## Challenges
a) Decide whether each statement agrees with the house fire analysis. Answer yes or no for each, and quote the words from the text that decide it.
(i) The residence was built in 1981.
(ii) The garage is joined directly to the main house with no connecting structure.
(iii) Fire service agencies in every area of the county use vertical ventilation.
b) Using the house fire analysis, answer these questions, one answer per line with the same markers:
(i) How many bedrooms does the residence have?
(ii) What kind of veneer is listed for the building?
(iii) What style of roof does the house have?
c) Reproduce a passage of the house fire analysis word for word. Begin at the words "Adequate fire flow" and stop after the words "is/are the basis?".

From last year’s posting and links here at CommandSafety.com: HERE
A video clip of a structure fire occurring in a single family residential occupancy shows, in the first few frames a back draft occurring per-arrival of fire services. It’s apparent there is a developing and progressing fire in the Charlie division which may have originated in the, or vicinity of the detached garage (B-C) which had a breezeway connected to the main house.
Alpha Street View
The large volume hip style (concealed space) roof may have become rapidly charged with elevated temperatures, superheated gases, products of combustion and possibly the initial stages direct flame extension through the eaves and into the truss loft. Incident scene operations photos depict an engineered structural roof system.
Aerial View- Divisions
Building Profile
Single family (SFD), Residential Occupancy
Built: 1981
2, 263 Sq. Ft.
4 Bedrooms
2 Bathrooms
7 Rooms
Detached Garage
Wood frame, slab on grade
Type/Class- V/5
Brick Veneer
Divisions:
A- Street
B- SFD Residential; similar
C- Yard, with Detached Garage (B-C) and large room extension
D- SFD Residential; similar
Aerial Alpha and Charlie with Roof
Roof Profile
Pre-arrival fire conditions exhibit indicators that suggest the need for the rapid intervention of arriving companies and a coordinated aggressive posture tactically if the incident action plan is formulated to achieve an interior attack. Given the scenario of the backdraft conditions, the likelihood for a degraded or compromised ceiling membrane enclosure (intact ceilings, thus limiting fire extension) being present will hamper and may be an operational concern for interior operating companies as fire conditions continue to grow in magnitude and severity and full extend and take command of the truss loft enclosure.
These fire conditions will extend into the space, resulting in degradation of the structural components and roof assembly-which will present a high risk potential for isolated or catastrophic collapse. This intrusion into the truss loft would require interior operating company officers to maintain attentiveness towards the effectiveness and progress of tactical suppression and support tasks with the potential for fire quickly dropping into operating areas and affecting firefighter safety.
Coordinated and timely vertical ventilation and roof work may be warranted if part of the normal operating parameters of the fire service agencies. In some areas of the county, vertical ventilation is not considered a tactical functional objective and is not implemented.
Adequate fire flow for suppression must be established early on in the operations, if an interior attack is implemented. Projected fire intensity and severity may challenge initial engine companies if hand lines and fire flow rates and the placement of hose streams are ineffective or marginal. In the event of master stream operations it would be crucial to ensure interior fire suppression operations are suspended, a transition to a defensive mode is communicated and acknowledge on the fireground with collapse zone considerations.
Operational Considerations
In viewing the video of pre-arrival conditions and fire parameters and indicators; as an arriving company officer or commanding officer, how would you establish your incident action plan (IAP) and establish operations? Present and discuss why you would make these decisions, what is/are the basis?

## Recorded information
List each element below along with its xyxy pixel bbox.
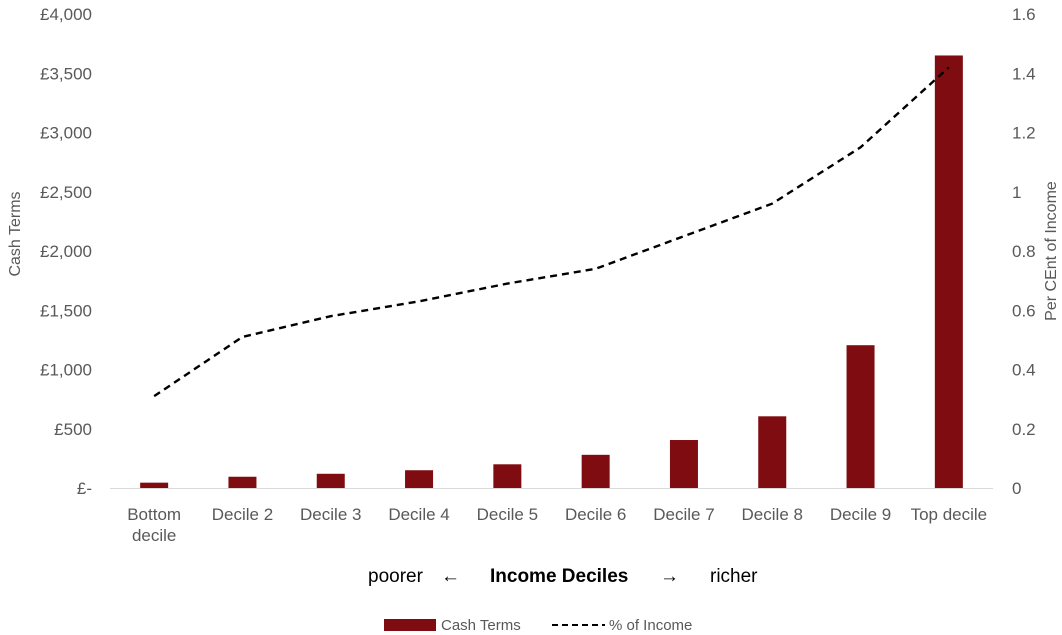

## Answers to the tasks
a)
(i) Yes: "Built: 1981"
(ii) No: "the detached garage (B-C) which had a breezeway connected to the main house"
(iii) No: "In some areas of the county, vertical ventilation is not considered a tactical functional objective and is not implemented."

b)
(i) 4
(ii) Brick
(iii) A large volume hip style (concealed space) roof

c)
Adequate fire flow for suppression must be established early on in the operations, if an interior attack is implemented. Projected fire intensity and severity may challenge initial engine companies if hand lines and fire flow rates and the placement of hose streams are ineffective or marginal. In the event of master stream operations it would be crucial to ensure interior fire suppression operations are suspended, a transition to a defensive mode is communicated and acknowledge on the fireground with collapse zone considerations.
Operational Considerations
In viewing the video of pre-arrival conditions and fire parameters and indicators; as an arriving company officer or commanding officer, how would you establish your incident action plan (IAP) and establish operations? Present and discuss why you would make these decisions, what is/are the basis?